- [DIRECTIVE]:
Reproduce the entries below word for word, from the first line through the line containing "comment-item: 2 来自强奸之都的压迫", including that line.

- [EXCERPTED RECORDS]:
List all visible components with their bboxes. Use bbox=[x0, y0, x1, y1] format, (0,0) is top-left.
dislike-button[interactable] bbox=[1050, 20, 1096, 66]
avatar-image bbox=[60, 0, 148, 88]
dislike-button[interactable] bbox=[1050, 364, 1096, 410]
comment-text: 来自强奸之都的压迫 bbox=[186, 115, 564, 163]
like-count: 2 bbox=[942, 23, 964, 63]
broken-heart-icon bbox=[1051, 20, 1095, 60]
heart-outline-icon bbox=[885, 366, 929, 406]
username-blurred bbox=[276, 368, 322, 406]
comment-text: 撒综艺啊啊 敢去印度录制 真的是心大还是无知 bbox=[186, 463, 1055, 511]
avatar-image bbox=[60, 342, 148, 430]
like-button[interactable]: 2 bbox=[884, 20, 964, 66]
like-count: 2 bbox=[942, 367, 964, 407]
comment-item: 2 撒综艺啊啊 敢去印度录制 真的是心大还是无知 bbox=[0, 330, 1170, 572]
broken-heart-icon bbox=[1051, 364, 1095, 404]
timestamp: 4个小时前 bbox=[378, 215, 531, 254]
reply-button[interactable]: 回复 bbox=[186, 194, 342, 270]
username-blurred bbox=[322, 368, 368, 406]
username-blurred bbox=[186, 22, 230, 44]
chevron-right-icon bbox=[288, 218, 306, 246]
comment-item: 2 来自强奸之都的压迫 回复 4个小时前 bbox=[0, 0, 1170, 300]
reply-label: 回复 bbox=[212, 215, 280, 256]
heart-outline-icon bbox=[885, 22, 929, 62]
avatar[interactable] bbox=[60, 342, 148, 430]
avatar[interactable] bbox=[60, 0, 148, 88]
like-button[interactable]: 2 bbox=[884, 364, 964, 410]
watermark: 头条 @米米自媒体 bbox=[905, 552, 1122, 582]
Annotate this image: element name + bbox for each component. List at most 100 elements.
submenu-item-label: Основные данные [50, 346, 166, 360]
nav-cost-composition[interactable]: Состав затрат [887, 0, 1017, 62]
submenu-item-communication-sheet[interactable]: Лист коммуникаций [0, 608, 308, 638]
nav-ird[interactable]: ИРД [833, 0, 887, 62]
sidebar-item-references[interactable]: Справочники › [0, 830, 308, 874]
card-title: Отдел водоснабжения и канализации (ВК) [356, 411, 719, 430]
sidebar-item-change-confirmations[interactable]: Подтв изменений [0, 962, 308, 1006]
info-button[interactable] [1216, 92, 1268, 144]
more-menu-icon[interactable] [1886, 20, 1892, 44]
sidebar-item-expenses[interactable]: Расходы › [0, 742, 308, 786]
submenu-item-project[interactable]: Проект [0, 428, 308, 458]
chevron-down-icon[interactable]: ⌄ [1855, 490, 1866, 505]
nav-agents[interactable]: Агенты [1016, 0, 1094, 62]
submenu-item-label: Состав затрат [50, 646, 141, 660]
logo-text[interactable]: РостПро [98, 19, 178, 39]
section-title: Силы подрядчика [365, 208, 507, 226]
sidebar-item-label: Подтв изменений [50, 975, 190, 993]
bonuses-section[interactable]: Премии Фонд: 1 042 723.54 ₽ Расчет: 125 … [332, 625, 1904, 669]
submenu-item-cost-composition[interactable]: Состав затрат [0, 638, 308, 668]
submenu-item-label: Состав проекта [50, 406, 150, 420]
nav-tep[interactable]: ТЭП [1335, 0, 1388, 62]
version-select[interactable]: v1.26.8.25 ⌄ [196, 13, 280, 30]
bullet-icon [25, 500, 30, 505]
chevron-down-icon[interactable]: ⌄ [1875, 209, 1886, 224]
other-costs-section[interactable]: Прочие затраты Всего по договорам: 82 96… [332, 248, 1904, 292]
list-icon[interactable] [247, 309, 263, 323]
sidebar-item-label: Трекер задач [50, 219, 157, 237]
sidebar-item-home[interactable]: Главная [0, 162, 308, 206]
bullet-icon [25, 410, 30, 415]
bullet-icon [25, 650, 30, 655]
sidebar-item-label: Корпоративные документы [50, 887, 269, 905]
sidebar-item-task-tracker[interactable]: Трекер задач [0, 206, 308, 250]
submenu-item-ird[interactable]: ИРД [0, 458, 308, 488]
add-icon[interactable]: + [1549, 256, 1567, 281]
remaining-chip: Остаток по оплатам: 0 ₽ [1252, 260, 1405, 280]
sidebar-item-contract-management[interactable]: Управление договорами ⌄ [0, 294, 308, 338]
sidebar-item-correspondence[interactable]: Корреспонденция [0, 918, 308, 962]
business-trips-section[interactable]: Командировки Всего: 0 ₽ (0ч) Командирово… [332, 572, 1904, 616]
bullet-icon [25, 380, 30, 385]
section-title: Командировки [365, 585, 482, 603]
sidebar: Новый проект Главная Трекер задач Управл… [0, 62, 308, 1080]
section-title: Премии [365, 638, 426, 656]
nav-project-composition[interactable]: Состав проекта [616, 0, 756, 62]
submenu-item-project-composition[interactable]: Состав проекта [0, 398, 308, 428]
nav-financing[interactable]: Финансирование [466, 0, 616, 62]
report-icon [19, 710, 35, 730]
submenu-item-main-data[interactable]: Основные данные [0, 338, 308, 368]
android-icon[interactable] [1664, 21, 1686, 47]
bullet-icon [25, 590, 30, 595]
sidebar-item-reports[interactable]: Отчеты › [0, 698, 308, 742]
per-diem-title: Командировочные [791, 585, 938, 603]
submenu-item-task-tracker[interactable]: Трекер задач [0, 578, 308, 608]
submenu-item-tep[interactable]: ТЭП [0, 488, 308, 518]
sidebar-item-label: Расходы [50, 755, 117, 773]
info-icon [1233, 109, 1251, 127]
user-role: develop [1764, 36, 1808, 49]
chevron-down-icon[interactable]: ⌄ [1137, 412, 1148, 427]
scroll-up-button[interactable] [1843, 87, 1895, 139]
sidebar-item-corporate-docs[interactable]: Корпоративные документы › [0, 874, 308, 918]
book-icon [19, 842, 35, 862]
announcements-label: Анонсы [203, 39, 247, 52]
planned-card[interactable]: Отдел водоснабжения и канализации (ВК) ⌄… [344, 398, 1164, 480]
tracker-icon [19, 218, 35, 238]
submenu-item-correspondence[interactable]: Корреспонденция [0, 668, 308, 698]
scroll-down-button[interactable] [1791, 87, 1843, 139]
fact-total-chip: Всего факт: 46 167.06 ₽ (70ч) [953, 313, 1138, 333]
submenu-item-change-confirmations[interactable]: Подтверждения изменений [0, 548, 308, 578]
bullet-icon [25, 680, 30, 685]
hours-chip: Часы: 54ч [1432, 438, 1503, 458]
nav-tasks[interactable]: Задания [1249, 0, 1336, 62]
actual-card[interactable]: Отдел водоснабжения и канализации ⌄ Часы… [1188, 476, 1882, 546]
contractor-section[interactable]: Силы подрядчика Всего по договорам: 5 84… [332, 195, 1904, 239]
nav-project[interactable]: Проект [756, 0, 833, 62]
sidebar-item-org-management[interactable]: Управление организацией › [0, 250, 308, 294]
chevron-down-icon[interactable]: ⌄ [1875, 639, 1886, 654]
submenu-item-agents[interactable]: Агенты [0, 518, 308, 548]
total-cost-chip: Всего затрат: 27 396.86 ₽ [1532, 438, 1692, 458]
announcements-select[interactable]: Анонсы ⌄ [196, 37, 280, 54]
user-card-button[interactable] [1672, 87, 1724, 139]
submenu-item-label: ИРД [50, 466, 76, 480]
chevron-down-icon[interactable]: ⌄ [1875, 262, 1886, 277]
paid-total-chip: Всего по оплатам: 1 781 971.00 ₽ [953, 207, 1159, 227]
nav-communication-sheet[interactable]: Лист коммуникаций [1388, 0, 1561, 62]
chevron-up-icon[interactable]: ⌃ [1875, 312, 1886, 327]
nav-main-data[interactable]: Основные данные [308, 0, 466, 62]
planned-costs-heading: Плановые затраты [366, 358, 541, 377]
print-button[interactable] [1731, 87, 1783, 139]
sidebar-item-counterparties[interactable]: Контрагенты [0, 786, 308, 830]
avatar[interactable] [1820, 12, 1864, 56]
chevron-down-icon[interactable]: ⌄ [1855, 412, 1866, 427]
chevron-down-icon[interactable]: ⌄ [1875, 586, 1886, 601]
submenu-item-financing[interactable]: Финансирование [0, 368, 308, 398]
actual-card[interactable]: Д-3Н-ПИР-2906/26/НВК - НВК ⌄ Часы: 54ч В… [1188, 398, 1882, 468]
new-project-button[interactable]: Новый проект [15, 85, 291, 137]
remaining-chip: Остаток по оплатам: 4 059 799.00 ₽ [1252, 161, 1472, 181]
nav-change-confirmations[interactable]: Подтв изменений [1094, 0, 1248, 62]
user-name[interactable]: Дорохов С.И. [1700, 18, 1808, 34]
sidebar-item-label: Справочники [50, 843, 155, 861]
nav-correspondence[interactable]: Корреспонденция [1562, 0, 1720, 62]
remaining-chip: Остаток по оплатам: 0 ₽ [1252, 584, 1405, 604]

- [EXERCISE RESULT]:
List all visible components with their bboxes. Use bbox=[x0, y0, x1, y1] format, (0,0) is top-left.
dislike-button[interactable] bbox=[1050, 20, 1096, 66]
avatar-image bbox=[60, 0, 148, 88]
dislike-button[interactable] bbox=[1050, 364, 1096, 410]
comment-text: 来自强奸之都的压迫 bbox=[186, 115, 564, 163]
like-count: 2 bbox=[942, 23, 964, 63]
broken-heart-icon bbox=[1051, 20, 1095, 60]
heart-outline-icon bbox=[885, 366, 929, 406]
username-blurred bbox=[276, 368, 322, 406]
comment-text: 撒综艺啊啊 敢去印度录制 真的是心大还是无知 bbox=[186, 463, 1055, 511]
avatar-image bbox=[60, 342, 148, 430]
like-button[interactable]: 2 bbox=[884, 20, 964, 66]
like-count: 2 bbox=[942, 367, 964, 407]
comment-item: 2 撒综艺啊啊 敢去印度录制 真的是心大还是无知 bbox=[0, 330, 1170, 572]
broken-heart-icon bbox=[1051, 364, 1095, 404]
timestamp: 4个小时前 bbox=[378, 215, 531, 254]
reply-button[interactable]: 回复 bbox=[186, 194, 342, 270]
username-blurred bbox=[322, 368, 368, 406]
username-blurred bbox=[186, 22, 230, 44]
chevron-right-icon bbox=[288, 218, 306, 246]
comment-item: 2 来自强奸之都的压迫 回复 4个小时前 bbox=[0, 0, 1170, 300]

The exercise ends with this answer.